Objective - Report every line in the listing that contains the string "label".
***
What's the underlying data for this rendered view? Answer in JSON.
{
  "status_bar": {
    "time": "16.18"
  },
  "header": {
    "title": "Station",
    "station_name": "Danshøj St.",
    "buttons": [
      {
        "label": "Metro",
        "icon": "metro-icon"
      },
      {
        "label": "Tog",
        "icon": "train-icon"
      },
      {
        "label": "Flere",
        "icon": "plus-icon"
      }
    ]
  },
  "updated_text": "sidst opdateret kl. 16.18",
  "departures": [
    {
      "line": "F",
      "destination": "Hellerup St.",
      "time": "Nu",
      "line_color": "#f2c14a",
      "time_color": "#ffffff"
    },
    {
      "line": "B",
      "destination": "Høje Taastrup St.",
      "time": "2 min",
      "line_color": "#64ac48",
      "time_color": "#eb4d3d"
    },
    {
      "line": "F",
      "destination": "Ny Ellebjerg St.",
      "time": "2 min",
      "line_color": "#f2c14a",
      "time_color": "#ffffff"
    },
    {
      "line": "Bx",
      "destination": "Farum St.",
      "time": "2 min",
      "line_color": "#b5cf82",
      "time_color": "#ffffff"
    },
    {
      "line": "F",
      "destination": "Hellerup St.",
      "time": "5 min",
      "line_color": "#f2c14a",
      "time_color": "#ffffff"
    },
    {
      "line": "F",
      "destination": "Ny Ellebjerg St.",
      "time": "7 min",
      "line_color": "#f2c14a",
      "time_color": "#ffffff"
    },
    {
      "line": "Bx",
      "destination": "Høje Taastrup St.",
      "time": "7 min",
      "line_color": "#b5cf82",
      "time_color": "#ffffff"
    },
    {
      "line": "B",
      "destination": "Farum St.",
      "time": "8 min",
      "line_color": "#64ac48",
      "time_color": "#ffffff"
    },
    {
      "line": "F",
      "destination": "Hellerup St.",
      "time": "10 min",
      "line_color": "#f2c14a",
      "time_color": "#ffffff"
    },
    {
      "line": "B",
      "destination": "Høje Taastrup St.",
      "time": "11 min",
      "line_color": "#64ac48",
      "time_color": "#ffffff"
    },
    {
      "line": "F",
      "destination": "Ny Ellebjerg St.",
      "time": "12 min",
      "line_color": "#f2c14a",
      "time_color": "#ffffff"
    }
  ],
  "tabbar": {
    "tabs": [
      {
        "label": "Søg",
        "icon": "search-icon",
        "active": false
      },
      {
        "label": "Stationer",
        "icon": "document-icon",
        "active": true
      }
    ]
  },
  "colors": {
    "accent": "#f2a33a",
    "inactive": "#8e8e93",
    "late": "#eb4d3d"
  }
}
***
Worked answer -
        "label": "Metro",
        "label": "Tog",
        "label": "Flere",
        "label": "Søg",
        "label": "Stationer",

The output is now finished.